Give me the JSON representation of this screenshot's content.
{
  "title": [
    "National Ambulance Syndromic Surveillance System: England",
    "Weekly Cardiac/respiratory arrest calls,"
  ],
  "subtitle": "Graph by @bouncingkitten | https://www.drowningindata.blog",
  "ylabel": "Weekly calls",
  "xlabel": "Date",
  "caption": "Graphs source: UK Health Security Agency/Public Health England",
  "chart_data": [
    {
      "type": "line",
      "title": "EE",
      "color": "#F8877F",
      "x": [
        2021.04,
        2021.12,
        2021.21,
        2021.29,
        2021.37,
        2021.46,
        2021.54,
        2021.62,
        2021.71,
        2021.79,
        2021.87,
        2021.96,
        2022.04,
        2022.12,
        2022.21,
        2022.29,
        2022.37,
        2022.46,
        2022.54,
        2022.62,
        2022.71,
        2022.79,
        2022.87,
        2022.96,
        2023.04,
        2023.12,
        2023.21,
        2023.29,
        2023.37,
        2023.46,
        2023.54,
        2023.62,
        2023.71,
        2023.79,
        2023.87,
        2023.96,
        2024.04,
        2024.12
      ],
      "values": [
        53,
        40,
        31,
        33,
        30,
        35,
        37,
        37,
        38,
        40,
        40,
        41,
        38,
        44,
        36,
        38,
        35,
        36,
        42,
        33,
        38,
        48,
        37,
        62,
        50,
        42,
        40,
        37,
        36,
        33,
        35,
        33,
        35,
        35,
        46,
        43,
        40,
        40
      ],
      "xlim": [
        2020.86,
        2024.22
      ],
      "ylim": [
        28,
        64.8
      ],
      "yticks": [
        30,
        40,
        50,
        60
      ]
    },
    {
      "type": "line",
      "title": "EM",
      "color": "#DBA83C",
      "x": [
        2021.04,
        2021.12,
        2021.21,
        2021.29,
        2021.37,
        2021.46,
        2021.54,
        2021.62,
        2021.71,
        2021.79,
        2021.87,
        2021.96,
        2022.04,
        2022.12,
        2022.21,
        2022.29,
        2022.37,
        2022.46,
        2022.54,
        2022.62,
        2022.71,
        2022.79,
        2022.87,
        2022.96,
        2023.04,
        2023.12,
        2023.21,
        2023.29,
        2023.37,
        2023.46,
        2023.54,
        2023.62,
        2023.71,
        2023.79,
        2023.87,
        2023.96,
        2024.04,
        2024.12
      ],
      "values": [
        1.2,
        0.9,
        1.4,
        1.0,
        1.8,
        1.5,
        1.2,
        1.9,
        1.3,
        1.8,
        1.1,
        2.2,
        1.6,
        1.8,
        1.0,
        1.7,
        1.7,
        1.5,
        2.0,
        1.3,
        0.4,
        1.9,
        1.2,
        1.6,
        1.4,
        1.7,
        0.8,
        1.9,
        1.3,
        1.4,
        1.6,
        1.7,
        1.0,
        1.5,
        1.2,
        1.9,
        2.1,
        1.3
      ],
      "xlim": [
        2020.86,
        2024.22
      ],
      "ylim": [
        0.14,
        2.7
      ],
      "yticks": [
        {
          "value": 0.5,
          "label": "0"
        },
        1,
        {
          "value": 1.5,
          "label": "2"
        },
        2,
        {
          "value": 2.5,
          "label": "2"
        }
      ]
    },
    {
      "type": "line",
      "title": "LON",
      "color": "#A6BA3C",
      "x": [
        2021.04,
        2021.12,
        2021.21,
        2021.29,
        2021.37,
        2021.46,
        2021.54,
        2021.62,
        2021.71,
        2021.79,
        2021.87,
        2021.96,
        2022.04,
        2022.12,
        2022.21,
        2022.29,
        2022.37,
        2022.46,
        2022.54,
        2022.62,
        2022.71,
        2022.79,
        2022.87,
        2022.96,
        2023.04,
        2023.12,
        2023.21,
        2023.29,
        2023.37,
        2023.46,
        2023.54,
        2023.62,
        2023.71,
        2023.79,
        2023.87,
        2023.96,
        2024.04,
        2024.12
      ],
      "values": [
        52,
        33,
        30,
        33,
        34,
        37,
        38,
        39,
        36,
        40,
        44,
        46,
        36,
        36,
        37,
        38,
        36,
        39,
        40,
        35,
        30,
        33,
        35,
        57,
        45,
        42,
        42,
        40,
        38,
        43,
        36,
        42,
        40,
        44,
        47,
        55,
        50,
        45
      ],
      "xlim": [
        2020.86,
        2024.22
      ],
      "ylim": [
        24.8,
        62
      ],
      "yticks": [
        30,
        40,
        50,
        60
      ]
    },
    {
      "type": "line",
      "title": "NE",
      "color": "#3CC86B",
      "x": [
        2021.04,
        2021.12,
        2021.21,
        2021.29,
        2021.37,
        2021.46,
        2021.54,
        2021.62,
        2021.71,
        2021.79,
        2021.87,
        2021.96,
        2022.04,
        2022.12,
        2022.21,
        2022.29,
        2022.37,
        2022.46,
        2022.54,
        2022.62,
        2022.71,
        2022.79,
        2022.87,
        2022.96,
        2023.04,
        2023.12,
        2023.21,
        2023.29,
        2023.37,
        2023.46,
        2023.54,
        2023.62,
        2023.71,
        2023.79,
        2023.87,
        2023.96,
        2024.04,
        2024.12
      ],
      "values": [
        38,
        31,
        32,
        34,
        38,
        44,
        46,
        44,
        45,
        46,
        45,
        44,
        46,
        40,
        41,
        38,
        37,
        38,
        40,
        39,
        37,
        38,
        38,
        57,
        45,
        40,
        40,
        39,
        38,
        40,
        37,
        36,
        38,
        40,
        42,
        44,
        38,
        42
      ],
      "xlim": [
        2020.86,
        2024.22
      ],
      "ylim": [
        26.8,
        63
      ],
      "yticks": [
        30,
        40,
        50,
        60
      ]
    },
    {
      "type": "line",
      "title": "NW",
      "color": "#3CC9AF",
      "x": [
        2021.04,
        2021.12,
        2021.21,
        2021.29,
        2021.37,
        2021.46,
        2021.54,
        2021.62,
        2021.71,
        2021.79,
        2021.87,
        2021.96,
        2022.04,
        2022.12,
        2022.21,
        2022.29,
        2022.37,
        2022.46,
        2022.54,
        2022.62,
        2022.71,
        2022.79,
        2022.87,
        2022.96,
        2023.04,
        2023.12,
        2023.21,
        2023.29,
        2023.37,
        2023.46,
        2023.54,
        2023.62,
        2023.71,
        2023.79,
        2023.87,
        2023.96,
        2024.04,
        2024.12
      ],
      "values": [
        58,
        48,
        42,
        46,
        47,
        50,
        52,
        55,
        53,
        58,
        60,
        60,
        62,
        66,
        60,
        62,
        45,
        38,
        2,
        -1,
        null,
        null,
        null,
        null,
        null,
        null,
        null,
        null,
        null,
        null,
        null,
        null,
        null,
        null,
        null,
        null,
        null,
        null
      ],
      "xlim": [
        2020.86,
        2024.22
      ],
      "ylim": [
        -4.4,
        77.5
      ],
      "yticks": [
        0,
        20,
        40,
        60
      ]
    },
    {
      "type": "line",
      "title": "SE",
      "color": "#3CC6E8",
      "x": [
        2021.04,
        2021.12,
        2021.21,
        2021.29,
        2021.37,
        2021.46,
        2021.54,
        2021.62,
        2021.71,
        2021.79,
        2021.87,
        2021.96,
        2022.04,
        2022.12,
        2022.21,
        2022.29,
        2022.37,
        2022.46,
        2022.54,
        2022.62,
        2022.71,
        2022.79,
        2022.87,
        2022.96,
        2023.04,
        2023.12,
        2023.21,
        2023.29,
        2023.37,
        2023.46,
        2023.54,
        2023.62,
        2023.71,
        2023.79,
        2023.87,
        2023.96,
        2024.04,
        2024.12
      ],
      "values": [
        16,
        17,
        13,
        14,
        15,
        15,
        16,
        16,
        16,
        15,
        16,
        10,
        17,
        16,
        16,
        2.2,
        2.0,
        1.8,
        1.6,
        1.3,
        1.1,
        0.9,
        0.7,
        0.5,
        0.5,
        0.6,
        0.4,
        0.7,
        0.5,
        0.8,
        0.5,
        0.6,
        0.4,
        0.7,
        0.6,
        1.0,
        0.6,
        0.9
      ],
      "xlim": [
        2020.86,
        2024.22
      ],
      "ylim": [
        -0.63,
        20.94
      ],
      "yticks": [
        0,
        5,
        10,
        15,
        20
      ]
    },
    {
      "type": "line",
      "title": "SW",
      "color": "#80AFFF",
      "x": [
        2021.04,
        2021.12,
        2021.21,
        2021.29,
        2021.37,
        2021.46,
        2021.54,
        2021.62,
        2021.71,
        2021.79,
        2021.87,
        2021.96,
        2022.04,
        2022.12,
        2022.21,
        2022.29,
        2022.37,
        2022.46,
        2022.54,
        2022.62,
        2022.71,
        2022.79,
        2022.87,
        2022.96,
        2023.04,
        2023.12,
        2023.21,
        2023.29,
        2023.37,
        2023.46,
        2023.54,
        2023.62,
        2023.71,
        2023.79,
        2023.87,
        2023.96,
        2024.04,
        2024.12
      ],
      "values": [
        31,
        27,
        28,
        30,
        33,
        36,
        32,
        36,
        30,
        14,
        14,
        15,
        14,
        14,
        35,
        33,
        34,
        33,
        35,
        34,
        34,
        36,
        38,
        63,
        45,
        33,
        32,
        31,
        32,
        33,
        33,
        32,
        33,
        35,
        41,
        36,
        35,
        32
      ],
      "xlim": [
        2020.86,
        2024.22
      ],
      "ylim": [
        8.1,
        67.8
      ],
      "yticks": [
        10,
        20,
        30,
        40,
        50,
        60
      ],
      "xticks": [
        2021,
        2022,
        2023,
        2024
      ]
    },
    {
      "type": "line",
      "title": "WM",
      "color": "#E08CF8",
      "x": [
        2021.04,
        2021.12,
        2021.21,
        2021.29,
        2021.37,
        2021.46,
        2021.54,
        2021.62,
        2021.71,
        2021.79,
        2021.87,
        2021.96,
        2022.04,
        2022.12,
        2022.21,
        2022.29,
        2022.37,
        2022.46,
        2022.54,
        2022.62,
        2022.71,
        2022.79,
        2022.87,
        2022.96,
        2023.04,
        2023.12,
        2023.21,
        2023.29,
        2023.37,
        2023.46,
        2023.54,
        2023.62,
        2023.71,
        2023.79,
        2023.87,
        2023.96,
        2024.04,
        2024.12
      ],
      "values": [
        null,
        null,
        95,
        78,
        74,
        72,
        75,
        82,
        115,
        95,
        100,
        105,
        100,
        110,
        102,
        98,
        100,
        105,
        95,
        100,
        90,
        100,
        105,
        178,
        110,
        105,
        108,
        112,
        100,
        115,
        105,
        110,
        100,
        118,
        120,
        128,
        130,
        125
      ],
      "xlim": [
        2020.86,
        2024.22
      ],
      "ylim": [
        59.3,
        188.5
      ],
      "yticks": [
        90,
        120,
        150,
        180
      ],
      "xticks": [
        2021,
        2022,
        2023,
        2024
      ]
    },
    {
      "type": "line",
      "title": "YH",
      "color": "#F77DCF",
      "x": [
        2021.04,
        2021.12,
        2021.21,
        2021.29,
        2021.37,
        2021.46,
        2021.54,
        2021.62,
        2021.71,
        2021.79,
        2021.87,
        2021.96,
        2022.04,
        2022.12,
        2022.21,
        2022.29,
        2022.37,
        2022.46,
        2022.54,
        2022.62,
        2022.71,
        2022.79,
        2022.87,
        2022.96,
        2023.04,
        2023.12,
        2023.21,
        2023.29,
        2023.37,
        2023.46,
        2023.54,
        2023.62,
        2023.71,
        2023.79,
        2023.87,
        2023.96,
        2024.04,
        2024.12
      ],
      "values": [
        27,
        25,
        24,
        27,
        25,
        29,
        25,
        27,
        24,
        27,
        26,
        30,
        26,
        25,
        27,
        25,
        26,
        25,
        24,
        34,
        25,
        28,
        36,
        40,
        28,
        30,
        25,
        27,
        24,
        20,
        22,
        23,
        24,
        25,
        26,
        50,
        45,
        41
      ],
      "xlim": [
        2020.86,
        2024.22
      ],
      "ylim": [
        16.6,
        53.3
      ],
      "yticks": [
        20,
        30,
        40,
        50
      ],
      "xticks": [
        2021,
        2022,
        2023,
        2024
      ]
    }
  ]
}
-------
▶ Task description:
List the lines of the entries that include "Weekly".

▶ Full solution:
    "Weekly Cardiac/respiratory arrest calls,"
  "ylabel": "Weekly calls",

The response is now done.